• [Task to complete]: Your task is to restate the data word for word.
======== Rows
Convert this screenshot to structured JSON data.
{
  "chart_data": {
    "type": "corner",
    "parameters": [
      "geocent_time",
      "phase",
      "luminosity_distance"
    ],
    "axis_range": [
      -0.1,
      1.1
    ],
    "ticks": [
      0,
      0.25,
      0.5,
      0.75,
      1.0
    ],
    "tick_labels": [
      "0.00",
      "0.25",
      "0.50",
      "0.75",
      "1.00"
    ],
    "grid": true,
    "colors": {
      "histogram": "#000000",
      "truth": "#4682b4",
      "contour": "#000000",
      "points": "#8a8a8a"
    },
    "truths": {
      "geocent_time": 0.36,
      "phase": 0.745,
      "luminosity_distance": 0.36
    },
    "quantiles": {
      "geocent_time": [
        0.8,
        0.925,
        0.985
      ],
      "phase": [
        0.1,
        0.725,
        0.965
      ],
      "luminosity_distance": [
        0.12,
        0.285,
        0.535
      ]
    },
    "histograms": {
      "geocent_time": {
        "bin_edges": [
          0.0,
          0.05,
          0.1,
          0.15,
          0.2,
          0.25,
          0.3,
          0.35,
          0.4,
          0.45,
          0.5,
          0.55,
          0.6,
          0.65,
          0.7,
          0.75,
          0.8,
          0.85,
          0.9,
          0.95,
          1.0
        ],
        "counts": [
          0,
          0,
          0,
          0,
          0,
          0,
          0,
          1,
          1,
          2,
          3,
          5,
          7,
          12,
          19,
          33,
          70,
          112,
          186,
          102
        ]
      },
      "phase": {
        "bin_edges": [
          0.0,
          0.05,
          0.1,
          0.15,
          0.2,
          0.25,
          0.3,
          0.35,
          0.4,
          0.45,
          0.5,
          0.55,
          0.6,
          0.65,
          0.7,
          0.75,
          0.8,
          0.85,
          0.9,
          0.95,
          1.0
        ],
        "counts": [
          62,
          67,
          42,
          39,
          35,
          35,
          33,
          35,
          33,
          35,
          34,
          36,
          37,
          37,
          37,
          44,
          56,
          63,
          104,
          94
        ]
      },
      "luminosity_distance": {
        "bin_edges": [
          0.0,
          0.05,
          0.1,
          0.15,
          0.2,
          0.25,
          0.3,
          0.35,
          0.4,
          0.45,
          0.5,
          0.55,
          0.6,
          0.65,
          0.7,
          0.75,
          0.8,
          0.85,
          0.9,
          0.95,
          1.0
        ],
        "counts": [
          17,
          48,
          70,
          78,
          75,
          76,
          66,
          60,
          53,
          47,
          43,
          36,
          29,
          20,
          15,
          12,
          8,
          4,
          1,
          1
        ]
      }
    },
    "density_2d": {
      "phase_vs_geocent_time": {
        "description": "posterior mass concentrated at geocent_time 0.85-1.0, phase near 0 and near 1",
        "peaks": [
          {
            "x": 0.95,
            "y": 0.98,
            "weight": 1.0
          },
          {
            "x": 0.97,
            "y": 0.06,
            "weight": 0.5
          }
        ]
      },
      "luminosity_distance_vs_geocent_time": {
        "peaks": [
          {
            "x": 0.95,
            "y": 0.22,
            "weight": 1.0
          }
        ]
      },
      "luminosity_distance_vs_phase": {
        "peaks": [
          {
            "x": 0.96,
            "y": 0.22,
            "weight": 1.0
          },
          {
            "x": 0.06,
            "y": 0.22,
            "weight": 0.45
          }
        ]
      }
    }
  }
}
================
• [Answer for this exercise]:
Convert this screenshot to structured JSON data.
{
  "chart_data": {
    "type": "corner",
    "parameters": [
      "geocent_time",
      "phase",
      "luminosity_distance"
    ],
    "axis_range": [
      -0.1,
      1.1
    ],
    "ticks": [
      0,
      0.25,
      0.5,
      0.75,
      1.0
    ],
    "tick_labels": [
      "0.00",
      "0.25",
      "0.50",
      "0.75",
      "1.00"
    ],
    "grid": true,
    "colors": {
      "histogram": "#000000",
      "truth": "#4682b4",
      "contour": "#000000",
      "points": "#8a8a8a"
    },
    "truths": {
      "geocent_time": 0.36,
      "phase": 0.745,
      "luminosity_distance": 0.36
    },
    "quantiles": {
      "geocent_time": [
        0.8,
        0.925,
        0.985
      ],
      "phase": [
        0.1,
        0.725,
        0.965
      ],
      "luminosity_distance": [
        0.12,
        0.285,
        0.535
      ]
    },
    "histograms": {
      "geocent_time": {
        "bin_edges": [
          0.0,
          0.05,
          0.1,
          0.15,
          0.2,
          0.25,
          0.3,
          0.35,
          0.4,
          0.45,
          0.5,
          0.55,
          0.6,
          0.65,
          0.7,
          0.75,
          0.8,
          0.85,
          0.9,
          0.95,
          1.0
        ],
        "counts": [
          0,
          0,
          0,
          0,
          0,
          0,
          0,
          1,
          1,
          2,
          3,
          5,
          7,
          12,
          19,
          33,
          70,
          112,
          186,
          102
        ]
      },
      "phase": {
        "bin_edges": [
          0.0,
          0.05,
          0.1,
          0.15,
          0.2,
          0.25,
          0.3,
          0.35,
          0.4,
          0.45,
          0.5,
          0.55,
          0.6,
          0.65,
          0.7,
          0.75,
          0.8,
          0.85,
          0.9,
          0.95,
          1.0
        ],
        "counts": [
          62,
          67,
          42,
          39,
          35,
          35,
          33,
          35,
          33,
          35,
          34,
          36,
          37,
          37,
          37,
          44,
          56,
          63,
          104,
          94
        ]
      },
      "luminosity_distance": {
        "bin_edges": [
          0.0,
          0.05,
          0.1,
          0.15,
          0.2,
          0.25,
          0.3,
          0.35,
          0.4,
          0.45,
          0.5,
          0.55,
          0.6,
          0.65,
          0.7,
          0.75,
          0.8,
          0.85,
          0.9,
          0.95,
          1.0
        ],
        "counts": [
          17,
          48,
          70,
          78,
          75,
          76,
          66,
          60,
          53,
          47,
          43,
          36,
          29,
          20,
          15,
          12,
          8,
          4,
          1,
          1
        ]
      }
    },
    "density_2d": {
      "phase_vs_geocent_time": {
        "description": "posterior mass concentrated at geocent_time 0.85-1.0, phase near 0 and near 1",
        "peaks": [
          {
            "x": 0.95,
            "y": 0.98,
            "weight": 1.0
          },
          {
            "x": 0.97,
            "y": 0.06,
            "weight": 0.5
          }
        ]
      },
      "luminosity_distance_vs_geocent_time": {
        "peaks": [
          {
            "x": 0.95,
            "y": 0.22,
            "weight": 1.0
          }
        ]
      },
      "luminosity_distance_vs_phase": {
        "peaks": [
          {
            "x": 0.96,
            "y": 0.22,
            "weight": 1.0
          },
          {
            "x": 0.06,
            "y": 0.22,
            "weight": 0.45
          }
        ]
      }
    }
  }
}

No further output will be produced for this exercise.